Retype the whole listing verbatim and keep the pictures out of it.

######

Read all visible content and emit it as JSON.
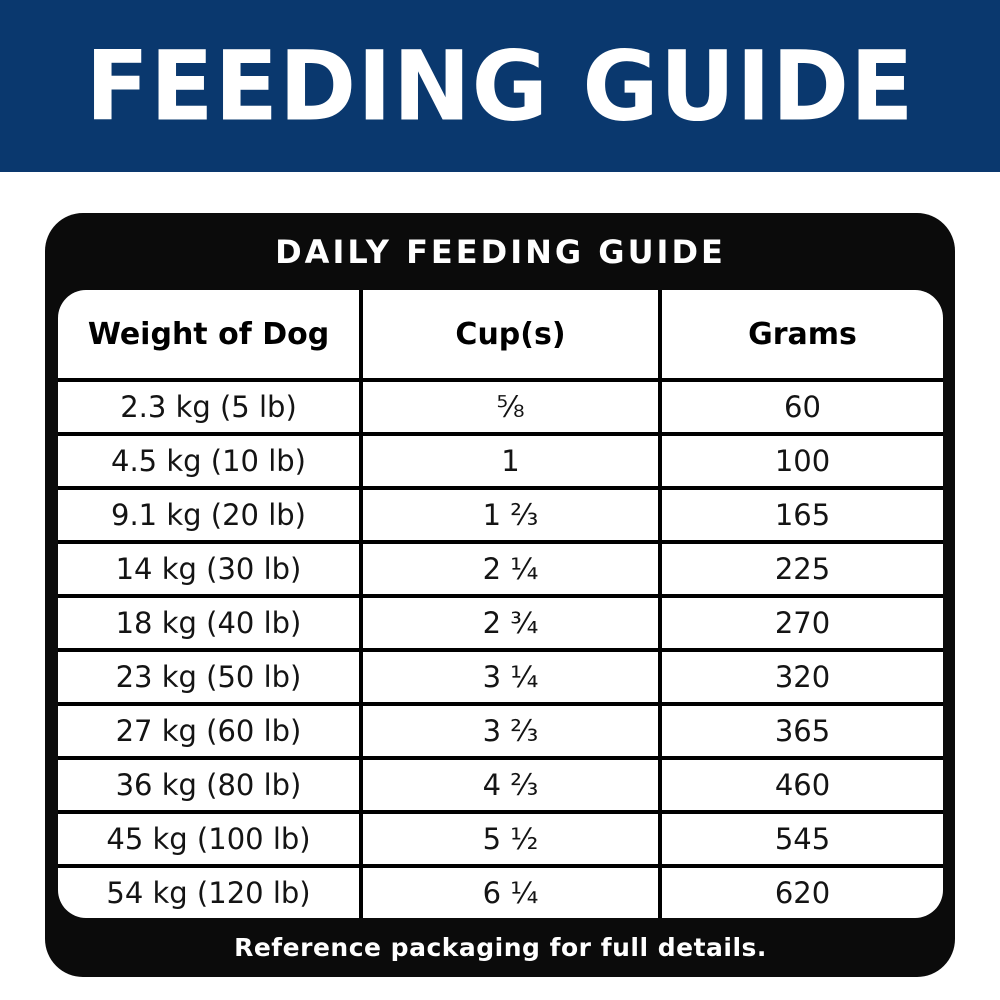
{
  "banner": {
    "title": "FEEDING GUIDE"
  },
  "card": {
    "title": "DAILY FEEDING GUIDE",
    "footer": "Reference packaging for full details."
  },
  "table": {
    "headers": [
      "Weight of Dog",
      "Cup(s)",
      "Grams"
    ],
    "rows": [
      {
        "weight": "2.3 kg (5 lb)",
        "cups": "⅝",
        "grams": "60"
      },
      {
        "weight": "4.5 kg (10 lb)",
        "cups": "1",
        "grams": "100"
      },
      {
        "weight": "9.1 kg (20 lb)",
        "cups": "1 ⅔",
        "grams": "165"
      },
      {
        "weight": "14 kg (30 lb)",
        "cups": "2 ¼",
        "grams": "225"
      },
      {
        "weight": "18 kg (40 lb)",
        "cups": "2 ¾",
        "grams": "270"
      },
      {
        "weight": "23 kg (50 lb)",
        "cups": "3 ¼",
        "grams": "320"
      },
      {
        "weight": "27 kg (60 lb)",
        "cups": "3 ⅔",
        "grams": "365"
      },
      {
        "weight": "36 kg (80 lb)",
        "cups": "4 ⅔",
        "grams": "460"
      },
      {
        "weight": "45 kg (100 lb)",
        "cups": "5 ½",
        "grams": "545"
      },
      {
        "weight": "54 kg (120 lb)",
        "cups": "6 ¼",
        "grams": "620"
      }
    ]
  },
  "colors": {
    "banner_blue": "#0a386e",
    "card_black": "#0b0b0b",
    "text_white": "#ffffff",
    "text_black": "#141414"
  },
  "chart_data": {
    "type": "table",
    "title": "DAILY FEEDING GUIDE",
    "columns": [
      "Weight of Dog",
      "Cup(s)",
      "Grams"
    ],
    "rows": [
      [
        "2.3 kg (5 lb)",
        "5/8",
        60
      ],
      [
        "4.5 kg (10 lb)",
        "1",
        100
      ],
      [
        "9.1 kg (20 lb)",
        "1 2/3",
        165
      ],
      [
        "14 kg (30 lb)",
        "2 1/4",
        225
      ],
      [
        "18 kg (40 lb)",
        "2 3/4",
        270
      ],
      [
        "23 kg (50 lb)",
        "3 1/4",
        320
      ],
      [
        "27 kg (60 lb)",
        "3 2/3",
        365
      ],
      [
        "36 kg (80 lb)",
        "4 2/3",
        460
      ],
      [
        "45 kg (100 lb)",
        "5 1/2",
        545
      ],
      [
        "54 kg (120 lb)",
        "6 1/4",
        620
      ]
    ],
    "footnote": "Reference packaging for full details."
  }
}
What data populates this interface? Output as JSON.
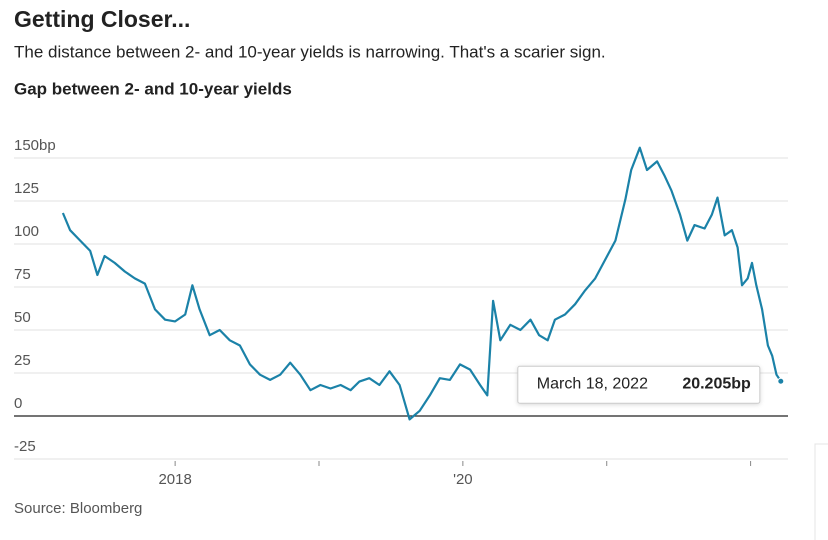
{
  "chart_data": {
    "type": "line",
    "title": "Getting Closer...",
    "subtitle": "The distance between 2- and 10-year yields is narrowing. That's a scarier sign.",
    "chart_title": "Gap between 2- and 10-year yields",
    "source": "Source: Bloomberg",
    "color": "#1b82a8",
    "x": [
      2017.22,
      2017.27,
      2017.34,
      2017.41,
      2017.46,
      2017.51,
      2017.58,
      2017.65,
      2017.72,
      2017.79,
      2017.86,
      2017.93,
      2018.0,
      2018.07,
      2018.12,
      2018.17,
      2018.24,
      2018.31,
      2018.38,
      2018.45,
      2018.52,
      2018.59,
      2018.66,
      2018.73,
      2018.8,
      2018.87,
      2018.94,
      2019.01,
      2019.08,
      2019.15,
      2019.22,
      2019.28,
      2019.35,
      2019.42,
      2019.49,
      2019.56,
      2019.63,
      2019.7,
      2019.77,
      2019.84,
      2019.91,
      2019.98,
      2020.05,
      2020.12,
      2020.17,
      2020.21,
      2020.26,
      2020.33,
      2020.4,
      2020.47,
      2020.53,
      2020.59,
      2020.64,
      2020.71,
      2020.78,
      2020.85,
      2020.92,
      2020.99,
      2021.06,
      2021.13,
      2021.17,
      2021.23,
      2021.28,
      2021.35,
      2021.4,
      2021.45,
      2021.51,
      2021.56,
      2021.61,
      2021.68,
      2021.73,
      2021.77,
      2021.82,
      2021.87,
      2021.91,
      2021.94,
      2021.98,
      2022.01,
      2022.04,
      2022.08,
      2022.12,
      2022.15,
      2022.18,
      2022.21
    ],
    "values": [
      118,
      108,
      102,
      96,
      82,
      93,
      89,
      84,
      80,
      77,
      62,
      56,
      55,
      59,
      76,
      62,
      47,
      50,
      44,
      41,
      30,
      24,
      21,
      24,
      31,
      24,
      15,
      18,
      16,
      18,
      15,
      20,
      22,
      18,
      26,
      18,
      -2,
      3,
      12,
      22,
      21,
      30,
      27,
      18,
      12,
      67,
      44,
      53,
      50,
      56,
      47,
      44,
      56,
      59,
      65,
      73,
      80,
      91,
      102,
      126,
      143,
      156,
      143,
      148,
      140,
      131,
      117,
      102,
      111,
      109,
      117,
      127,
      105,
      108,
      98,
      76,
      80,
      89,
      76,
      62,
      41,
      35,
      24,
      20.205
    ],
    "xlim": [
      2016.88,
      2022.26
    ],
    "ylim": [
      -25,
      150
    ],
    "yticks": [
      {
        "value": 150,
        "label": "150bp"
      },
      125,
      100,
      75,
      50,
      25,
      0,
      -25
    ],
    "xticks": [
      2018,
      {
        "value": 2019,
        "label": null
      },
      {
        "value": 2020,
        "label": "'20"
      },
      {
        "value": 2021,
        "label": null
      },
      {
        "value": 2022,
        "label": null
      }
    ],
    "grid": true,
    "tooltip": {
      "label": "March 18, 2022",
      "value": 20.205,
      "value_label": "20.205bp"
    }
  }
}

######

▸ Solution to this exercise
Read all visible content and emit it as JSON.
{
  "banner": {
    "title": "FEEDING GUIDE"
  },
  "card": {
    "title": "DAILY FEEDING GUIDE",
    "footer": "Reference packaging for full details."
  },
  "table": {
    "headers": [
      "Weight of Dog",
      "Cup(s)",
      "Grams"
    ],
    "rows": [
      {
        "weight": "2.3 kg (5 lb)",
        "cups": "⅝",
        "grams": "60"
      },
      {
        "weight": "4.5 kg (10 lb)",
        "cups": "1",
        "grams": "100"
      },
      {
        "weight": "9.1 kg (20 lb)",
        "cups": "1 ⅔",
        "grams": "165"
      },
      {
        "weight": "14 kg (30 lb)",
        "cups": "2 ¼",
        "grams": "225"
      },
      {
        "weight": "18 kg (40 lb)",
        "cups": "2 ¾",
        "grams": "270"
      },
      {
        "weight": "23 kg (50 lb)",
        "cups": "3 ¼",
        "grams": "320"
      },
      {
        "weight": "27 kg (60 lb)",
        "cups": "3 ⅔",
        "grams": "365"
      },
      {
        "weight": "36 kg (80 lb)",
        "cups": "4 ⅔",
        "grams": "460"
      },
      {
        "weight": "45 kg (100 lb)",
        "cups": "5 ½",
        "grams": "545"
      },
      {
        "weight": "54 kg (120 lb)",
        "cups": "6 ¼",
        "grams": "620"
      }
    ]
  },
  "colors": {
    "banner_blue": "#0a386e",
    "card_black": "#0b0b0b",
    "text_white": "#ffffff",
    "text_black": "#141414"
  },
  "chart_data": {
    "type": "table",
    "title": "DAILY FEEDING GUIDE",
    "columns": [
      "Weight of Dog",
      "Cup(s)",
      "Grams"
    ],
    "rows": [
      [
        "2.3 kg (5 lb)",
        "5/8",
        60
      ],
      [
        "4.5 kg (10 lb)",
        "1",
        100
      ],
      [
        "9.1 kg (20 lb)",
        "1 2/3",
        165
      ],
      [
        "14 kg (30 lb)",
        "2 1/4",
        225
      ],
      [
        "18 kg (40 lb)",
        "2 3/4",
        270
      ],
      [
        "23 kg (50 lb)",
        "3 1/4",
        320
      ],
      [
        "27 kg (60 lb)",
        "3 2/3",
        365
      ],
      [
        "36 kg (80 lb)",
        "4 2/3",
        460
      ],
      [
        "45 kg (100 lb)",
        "5 1/2",
        545
      ],
      [
        "54 kg (120 lb)",
        "6 1/4",
        620
      ]
    ],
    "footnote": "Reference packaging for full details."
  }
}
What data populates this interface? Output as JSON.
{
  "chart_data": {
    "type": "line",
    "title": "Getting Closer...",
    "subtitle": "The distance between 2- and 10-year yields is narrowing. That's a scarier sign.",
    "chart_title": "Gap between 2- and 10-year yields",
    "source": "Source: Bloomberg",
    "color": "#1b82a8",
    "x": [
      2017.22,
      2017.27,
      2017.34,
      2017.41,
      2017.46,
      2017.51,
      2017.58,
      2017.65,
      2017.72,
      2017.79,
      2017.86,
      2017.93,
      2018.0,
      2018.07,
      2018.12,
      2018.17,
      2018.24,
      2018.31,
      2018.38,
      2018.45,
      2018.52,
      2018.59,
      2018.66,
      2018.73,
      2018.8,
      2018.87,
      2018.94,
      2019.01,
      2019.08,
      2019.15,
      2019.22,
      2019.28,
      2019.35,
      2019.42,
      2019.49,
      2019.56,
      2019.63,
      2019.7,
      2019.77,
      2019.84,
      2019.91,
      2019.98,
      2020.05,
      2020.12,
      2020.17,
      2020.21,
      2020.26,
      2020.33,
      2020.4,
      2020.47,
      2020.53,
      2020.59,
      2020.64,
      2020.71,
      2020.78,
      2020.85,
      2020.92,
      2020.99,
      2021.06,
      2021.13,
      2021.17,
      2021.23,
      2021.28,
      2021.35,
      2021.4,
      2021.45,
      2021.51,
      2021.56,
      2021.61,
      2021.68,
      2021.73,
      2021.77,
      2021.82,
      2021.87,
      2021.91,
      2021.94,
      2021.98,
      2022.01,
      2022.04,
      2022.08,
      2022.12,
      2022.15,
      2022.18,
      2022.21
    ],
    "values": [
      118,
      108,
      102,
      96,
      82,
      93,
      89,
      84,
      80,
      77,
      62,
      56,
      55,
      59,
      76,
      62,
      47,
      50,
      44,
      41,
      30,
      24,
      21,
      24,
      31,
      24,
      15,
      18,
      16,
      18,
      15,
      20,
      22,
      18,
      26,
      18,
      -2,
      3,
      12,
      22,
      21,
      30,
      27,
      18,
      12,
      67,
      44,
      53,
      50,
      56,
      47,
      44,
      56,
      59,
      65,
      73,
      80,
      91,
      102,
      126,
      143,
      156,
      143,
      148,
      140,
      131,
      117,
      102,
      111,
      109,
      117,
      127,
      105,
      108,
      98,
      76,
      80,
      89,
      76,
      62,
      41,
      35,
      24,
      20.205
    ],
    "xlim": [
      2016.88,
      2022.26
    ],
    "ylim": [
      -25,
      150
    ],
    "yticks": [
      {
        "value": 150,
        "label": "150bp"
      },
      125,
      100,
      75,
      50,
      25,
      0,
      -25
    ],
    "xticks": [
      2018,
      {
        "value": 2019,
        "label": null
      },
      {
        "value": 2020,
        "label": "'20"
      },
      {
        "value": 2021,
        "label": null
      },
      {
        "value": 2022,
        "label": null
      }
    ],
    "grid": true,
    "tooltip": {
      "label": "March 18, 2022",
      "value": 20.205,
      "value_label": "20.205bp"
    }
  }
}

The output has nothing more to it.